====== EXERCISE INPUTS

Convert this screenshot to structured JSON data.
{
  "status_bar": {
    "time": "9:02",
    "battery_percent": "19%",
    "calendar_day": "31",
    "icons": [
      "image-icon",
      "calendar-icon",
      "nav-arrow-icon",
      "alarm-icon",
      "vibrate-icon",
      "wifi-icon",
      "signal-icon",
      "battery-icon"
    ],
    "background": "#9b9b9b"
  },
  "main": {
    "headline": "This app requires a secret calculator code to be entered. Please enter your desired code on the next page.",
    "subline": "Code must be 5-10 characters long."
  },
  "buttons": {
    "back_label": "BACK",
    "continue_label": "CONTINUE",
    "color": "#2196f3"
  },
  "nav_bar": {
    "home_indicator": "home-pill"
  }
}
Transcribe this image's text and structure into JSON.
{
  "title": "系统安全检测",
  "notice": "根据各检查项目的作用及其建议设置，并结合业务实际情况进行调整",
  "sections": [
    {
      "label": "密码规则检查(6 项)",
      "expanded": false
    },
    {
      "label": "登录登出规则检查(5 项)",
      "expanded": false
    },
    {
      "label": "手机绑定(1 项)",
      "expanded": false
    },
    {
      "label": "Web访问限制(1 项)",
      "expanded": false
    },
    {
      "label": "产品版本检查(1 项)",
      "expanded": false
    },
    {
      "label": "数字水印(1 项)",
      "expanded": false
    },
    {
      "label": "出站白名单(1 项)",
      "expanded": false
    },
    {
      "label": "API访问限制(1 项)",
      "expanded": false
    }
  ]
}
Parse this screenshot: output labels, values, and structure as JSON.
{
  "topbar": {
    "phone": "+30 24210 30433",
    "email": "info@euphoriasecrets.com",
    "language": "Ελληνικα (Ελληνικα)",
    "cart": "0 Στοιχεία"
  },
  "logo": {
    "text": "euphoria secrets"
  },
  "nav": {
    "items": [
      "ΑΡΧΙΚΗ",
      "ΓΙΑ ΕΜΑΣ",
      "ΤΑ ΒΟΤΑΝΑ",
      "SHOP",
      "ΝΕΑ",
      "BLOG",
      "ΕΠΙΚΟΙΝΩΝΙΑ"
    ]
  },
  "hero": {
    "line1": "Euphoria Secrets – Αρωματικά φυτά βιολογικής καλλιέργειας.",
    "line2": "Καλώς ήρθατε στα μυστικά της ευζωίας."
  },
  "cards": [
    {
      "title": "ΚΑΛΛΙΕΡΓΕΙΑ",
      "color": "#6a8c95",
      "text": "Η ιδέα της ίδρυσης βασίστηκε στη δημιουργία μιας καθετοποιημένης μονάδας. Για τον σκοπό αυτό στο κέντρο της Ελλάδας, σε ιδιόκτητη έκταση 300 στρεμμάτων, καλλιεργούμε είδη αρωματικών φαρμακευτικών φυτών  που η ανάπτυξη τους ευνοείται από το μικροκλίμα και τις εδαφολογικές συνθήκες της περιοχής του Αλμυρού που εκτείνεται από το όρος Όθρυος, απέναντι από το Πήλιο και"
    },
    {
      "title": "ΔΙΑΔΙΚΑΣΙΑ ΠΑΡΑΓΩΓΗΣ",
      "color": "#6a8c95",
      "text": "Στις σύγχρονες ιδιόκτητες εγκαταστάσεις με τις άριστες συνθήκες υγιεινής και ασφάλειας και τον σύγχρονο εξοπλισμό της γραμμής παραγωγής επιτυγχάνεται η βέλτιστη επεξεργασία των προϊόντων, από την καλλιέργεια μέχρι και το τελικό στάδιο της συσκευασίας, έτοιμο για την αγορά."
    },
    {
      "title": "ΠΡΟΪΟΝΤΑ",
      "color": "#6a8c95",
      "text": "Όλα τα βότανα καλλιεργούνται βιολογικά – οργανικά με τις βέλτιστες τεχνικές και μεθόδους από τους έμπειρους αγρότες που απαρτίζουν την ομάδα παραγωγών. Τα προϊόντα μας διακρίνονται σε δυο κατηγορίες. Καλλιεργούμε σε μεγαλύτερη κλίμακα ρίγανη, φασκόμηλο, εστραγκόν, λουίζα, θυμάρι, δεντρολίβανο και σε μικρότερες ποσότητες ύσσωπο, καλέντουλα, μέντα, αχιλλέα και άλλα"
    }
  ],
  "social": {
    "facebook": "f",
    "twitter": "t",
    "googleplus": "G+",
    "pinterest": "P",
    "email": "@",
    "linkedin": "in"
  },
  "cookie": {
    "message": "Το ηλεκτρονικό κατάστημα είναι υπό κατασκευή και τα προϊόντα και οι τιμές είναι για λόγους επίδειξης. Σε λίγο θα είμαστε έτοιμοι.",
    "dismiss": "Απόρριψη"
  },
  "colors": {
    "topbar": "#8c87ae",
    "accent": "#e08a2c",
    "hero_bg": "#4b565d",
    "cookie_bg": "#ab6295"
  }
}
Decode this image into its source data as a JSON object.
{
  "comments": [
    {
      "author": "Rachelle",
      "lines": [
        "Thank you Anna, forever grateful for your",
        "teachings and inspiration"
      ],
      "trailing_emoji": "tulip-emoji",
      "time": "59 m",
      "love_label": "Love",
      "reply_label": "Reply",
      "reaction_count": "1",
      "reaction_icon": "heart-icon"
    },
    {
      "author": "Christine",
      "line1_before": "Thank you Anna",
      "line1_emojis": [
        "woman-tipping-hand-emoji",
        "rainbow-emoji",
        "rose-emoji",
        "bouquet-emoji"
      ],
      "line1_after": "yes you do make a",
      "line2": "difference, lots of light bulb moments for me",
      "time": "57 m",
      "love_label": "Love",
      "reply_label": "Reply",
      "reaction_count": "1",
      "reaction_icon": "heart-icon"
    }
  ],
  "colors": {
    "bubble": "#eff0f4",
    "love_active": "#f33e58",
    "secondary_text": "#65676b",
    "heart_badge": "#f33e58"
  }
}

============

OBJECTIVE :: Recopy the entries above in their entirety, exactly.

WORKED ANSWER ::
Convert this screenshot to structured JSON data.
{
  "status_bar": {
    "time": "9:02",
    "battery_percent": "19%",
    "calendar_day": "31",
    "icons": [
      "image-icon",
      "calendar-icon",
      "nav-arrow-icon",
      "alarm-icon",
      "vibrate-icon",
      "wifi-icon",
      "signal-icon",
      "battery-icon"
    ],
    "background": "#9b9b9b"
  },
  "main": {
    "headline": "This app requires a secret calculator code to be entered. Please enter your desired code on the next page.",
    "subline": "Code must be 5-10 characters long."
  },
  "buttons": {
    "back_label": "BACK",
    "continue_label": "CONTINUE",
    "color": "#2196f3"
  },
  "nav_bar": {
    "home_indicator": "home-pill"
  }
}
Transcribe this image's text and structure into JSON.
{
  "title": "系统安全检测",
  "notice": "根据各检查项目的作用及其建议设置，并结合业务实际情况进行调整",
  "sections": [
    {
      "label": "密码规则检查(6 项)",
      "expanded": false
    },
    {
      "label": "登录登出规则检查(5 项)",
      "expanded": false
    },
    {
      "label": "手机绑定(1 项)",
      "expanded": false
    },
    {
      "label": "Web访问限制(1 项)",
      "expanded": false
    },
    {
      "label": "产品版本检查(1 项)",
      "expanded": false
    },
    {
      "label": "数字水印(1 项)",
      "expanded": false
    },
    {
      "label": "出站白名单(1 项)",
      "expanded": false
    },
    {
      "label": "API访问限制(1 项)",
      "expanded": false
    }
  ]
}
Parse this screenshot: output labels, values, and structure as JSON.
{
  "topbar": {
    "phone": "+30 24210 30433",
    "email": "info@euphoriasecrets.com",
    "language": "Ελληνικα (Ελληνικα)",
    "cart": "0 Στοιχεία"
  },
  "logo": {
    "text": "euphoria secrets"
  },
  "nav": {
    "items": [
      "ΑΡΧΙΚΗ",
      "ΓΙΑ ΕΜΑΣ",
      "ΤΑ ΒΟΤΑΝΑ",
      "SHOP",
      "ΝΕΑ",
      "BLOG",
      "ΕΠΙΚΟΙΝΩΝΙΑ"
    ]
  },
  "hero": {
    "line1": "Euphoria Secrets – Αρωματικά φυτά βιολογικής καλλιέργειας.",
    "line2": "Καλώς ήρθατε στα μυστικά της ευζωίας."
  },
  "cards": [
    {
      "title": "ΚΑΛΛΙΕΡΓΕΙΑ",
      "color": "#6a8c95",
      "text": "Η ιδέα της ίδρυσης βασίστηκε στη δημιουργία μιας καθετοποιημένης μονάδας. Για τον σκοπό αυτό στο κέντρο της Ελλάδας, σε ιδιόκτητη έκταση 300 στρεμμάτων, καλλιεργούμε είδη αρωματικών φαρμακευτικών φυτών  που η ανάπτυξη τους ευνοείται από το μικροκλίμα και τις εδαφολογικές συνθήκες της περιοχής του Αλμυρού που εκτείνεται από το όρος Όθρυος, απέναντι από το Πήλιο και"
    },
    {
      "title": "ΔΙΑΔΙΚΑΣΙΑ ΠΑΡΑΓΩΓΗΣ",
      "color": "#6a8c95",
      "text": "Στις σύγχρονες ιδιόκτητες εγκαταστάσεις με τις άριστες συνθήκες υγιεινής και ασφάλειας και τον σύγχρονο εξοπλισμό της γραμμής παραγωγής επιτυγχάνεται η βέλτιστη επεξεργασία των προϊόντων, από την καλλιέργεια μέχρι και το τελικό στάδιο της συσκευασίας, έτοιμο για την αγορά."
    },
    {
      "title": "ΠΡΟΪΟΝΤΑ",
      "color": "#6a8c95",
      "text": "Όλα τα βότανα καλλιεργούνται βιολογικά – οργανικά με τις βέλτιστες τεχνικές και μεθόδους από τους έμπειρους αγρότες που απαρτίζουν την ομάδα παραγωγών. Τα προϊόντα μας διακρίνονται σε δυο κατηγορίες. Καλλιεργούμε σε μεγαλύτερη κλίμακα ρίγανη, φασκόμηλο, εστραγκόν, λουίζα, θυμάρι, δεντρολίβανο και σε μικρότερες ποσότητες ύσσωπο, καλέντουλα, μέντα, αχιλλέα και άλλα"
    }
  ],
  "social": {
    "facebook": "f",
    "twitter": "t",
    "googleplus": "G+",
    "pinterest": "P",
    "email": "@",
    "linkedin": "in"
  },
  "cookie": {
    "message": "Το ηλεκτρονικό κατάστημα είναι υπό κατασκευή και τα προϊόντα και οι τιμές είναι για λόγους επίδειξης. Σε λίγο θα είμαστε έτοιμοι.",
    "dismiss": "Απόρριψη"
  },
  "colors": {
    "topbar": "#8c87ae",
    "accent": "#e08a2c",
    "hero_bg": "#4b565d",
    "cookie_bg": "#ab6295"
  }
}
Decode this image into its source data as a JSON object.
{
  "comments": [
    {
      "author": "Rachelle",
      "lines": [
        "Thank you Anna, forever grateful for your",
        "teachings and inspiration"
      ],
      "trailing_emoji": "tulip-emoji",
      "time": "59 m",
      "love_label": "Love",
      "reply_label": "Reply",
      "reaction_count": "1",
      "reaction_icon": "heart-icon"
    },
    {
      "author": "Christine",
      "line1_before": "Thank you Anna",
      "line1_emojis": [
        "woman-tipping-hand-emoji",
        "rainbow-emoji",
        "rose-emoji",
        "bouquet-emoji"
      ],
      "line1_after": "yes you do make a",
      "line2": "difference, lots of light bulb moments for me",
      "time": "57 m",
      "love_label": "Love",
      "reply_label": "Reply",
      "reaction_count": "1",
      "reaction_icon": "heart-icon"
    }
  ],
  "colors": {
    "bubble": "#eff0f4",
    "love_active": "#f33e58",
    "secondary_text": "#65676b",
    "heart_badge": "#f33e58"
  }
}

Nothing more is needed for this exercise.